# Your objective
Only a number is wanted: how many lines in the records below contain "value"?

# Data for the task
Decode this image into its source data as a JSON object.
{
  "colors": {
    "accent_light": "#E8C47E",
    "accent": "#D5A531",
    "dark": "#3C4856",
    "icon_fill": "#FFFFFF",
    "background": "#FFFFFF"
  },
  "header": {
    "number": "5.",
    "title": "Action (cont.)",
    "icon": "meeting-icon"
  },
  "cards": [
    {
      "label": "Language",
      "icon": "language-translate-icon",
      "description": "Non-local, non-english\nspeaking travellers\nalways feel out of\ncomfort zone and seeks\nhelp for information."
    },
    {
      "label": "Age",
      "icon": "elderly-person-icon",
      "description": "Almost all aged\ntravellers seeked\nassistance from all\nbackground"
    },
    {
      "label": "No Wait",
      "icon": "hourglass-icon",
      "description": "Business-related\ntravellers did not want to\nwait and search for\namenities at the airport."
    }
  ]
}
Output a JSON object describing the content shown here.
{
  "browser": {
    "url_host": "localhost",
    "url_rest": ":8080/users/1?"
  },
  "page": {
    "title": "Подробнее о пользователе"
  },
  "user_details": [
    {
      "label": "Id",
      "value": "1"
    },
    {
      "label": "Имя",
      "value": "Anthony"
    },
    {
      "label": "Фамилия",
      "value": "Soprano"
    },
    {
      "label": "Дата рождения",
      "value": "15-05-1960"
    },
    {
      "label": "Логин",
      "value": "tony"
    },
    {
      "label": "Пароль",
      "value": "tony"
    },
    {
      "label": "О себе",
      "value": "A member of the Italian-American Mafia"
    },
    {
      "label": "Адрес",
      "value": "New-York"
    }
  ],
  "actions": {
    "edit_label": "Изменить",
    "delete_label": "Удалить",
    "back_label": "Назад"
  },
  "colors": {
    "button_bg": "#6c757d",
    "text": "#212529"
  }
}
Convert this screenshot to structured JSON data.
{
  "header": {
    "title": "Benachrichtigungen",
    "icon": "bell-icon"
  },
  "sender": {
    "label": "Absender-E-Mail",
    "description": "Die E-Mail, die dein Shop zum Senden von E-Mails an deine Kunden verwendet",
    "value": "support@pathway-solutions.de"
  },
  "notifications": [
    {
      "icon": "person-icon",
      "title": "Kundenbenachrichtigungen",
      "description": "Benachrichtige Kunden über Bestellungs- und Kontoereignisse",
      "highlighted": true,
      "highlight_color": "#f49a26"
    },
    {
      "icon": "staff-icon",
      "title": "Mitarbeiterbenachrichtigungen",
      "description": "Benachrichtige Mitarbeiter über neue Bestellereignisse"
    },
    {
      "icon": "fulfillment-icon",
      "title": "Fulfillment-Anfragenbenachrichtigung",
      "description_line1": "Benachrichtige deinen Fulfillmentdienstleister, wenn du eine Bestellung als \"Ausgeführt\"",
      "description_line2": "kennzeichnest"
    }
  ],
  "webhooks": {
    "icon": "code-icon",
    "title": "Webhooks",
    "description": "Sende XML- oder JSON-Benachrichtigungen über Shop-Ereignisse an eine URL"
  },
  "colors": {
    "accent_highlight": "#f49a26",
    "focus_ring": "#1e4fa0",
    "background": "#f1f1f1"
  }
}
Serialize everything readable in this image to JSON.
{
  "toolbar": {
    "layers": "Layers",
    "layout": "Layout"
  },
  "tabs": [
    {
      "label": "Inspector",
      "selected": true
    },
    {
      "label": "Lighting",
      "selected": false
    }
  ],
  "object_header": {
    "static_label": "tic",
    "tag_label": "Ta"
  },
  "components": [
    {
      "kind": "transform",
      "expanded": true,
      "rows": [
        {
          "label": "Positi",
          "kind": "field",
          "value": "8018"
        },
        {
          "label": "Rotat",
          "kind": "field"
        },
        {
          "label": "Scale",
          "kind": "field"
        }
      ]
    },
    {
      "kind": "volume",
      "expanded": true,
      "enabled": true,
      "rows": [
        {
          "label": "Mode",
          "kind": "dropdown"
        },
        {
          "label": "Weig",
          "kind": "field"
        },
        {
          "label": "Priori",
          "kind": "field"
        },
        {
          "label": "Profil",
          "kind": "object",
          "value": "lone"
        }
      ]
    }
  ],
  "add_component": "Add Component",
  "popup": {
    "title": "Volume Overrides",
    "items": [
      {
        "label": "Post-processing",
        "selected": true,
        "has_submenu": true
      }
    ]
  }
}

# Task output
11